[Items start]

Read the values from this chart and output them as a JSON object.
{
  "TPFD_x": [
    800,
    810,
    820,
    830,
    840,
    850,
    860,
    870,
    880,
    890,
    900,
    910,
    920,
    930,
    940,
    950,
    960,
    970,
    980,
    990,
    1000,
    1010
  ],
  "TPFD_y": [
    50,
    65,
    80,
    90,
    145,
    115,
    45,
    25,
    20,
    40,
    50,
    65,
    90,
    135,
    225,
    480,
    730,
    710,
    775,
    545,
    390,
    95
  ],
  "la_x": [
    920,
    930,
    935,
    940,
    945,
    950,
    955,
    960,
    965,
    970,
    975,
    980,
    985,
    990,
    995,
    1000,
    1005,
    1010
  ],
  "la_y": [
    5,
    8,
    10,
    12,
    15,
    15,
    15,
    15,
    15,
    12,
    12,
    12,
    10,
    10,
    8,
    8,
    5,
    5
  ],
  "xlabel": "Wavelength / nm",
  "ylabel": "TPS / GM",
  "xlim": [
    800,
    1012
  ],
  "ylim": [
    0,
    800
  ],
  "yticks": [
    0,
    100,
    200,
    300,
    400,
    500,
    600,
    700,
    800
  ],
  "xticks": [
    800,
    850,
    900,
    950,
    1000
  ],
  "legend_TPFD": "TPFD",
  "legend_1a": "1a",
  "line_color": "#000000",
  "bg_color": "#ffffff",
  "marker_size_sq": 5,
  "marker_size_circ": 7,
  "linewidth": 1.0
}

[Items end]

● Your goal: From the first line to the last, please quote the material above exactly.

● Exercise response:
Read the values from this chart and output them as a JSON object.
{
  "TPFD_x": [
    800,
    810,
    820,
    830,
    840,
    850,
    860,
    870,
    880,
    890,
    900,
    910,
    920,
    930,
    940,
    950,
    960,
    970,
    980,
    990,
    1000,
    1010
  ],
  "TPFD_y": [
    50,
    65,
    80,
    90,
    145,
    115,
    45,
    25,
    20,
    40,
    50,
    65,
    90,
    135,
    225,
    480,
    730,
    710,
    775,
    545,
    390,
    95
  ],
  "la_x": [
    920,
    930,
    935,
    940,
    945,
    950,
    955,
    960,
    965,
    970,
    975,
    980,
    985,
    990,
    995,
    1000,
    1005,
    1010
  ],
  "la_y": [
    5,
    8,
    10,
    12,
    15,
    15,
    15,
    15,
    15,
    12,
    12,
    12,
    10,
    10,
    8,
    8,
    5,
    5
  ],
  "xlabel": "Wavelength / nm",
  "ylabel": "TPS / GM",
  "xlim": [
    800,
    1012
  ],
  "ylim": [
    0,
    800
  ],
  "yticks": [
    0,
    100,
    200,
    300,
    400,
    500,
    600,
    700,
    800
  ],
  "xticks": [
    800,
    850,
    900,
    950,
    1000
  ],
  "legend_TPFD": "TPFD",
  "legend_1a": "1a",
  "line_color": "#000000",
  "bg_color": "#ffffff",
  "marker_size_sq": 5,
  "marker_size_circ": 7,
  "linewidth": 1.0
}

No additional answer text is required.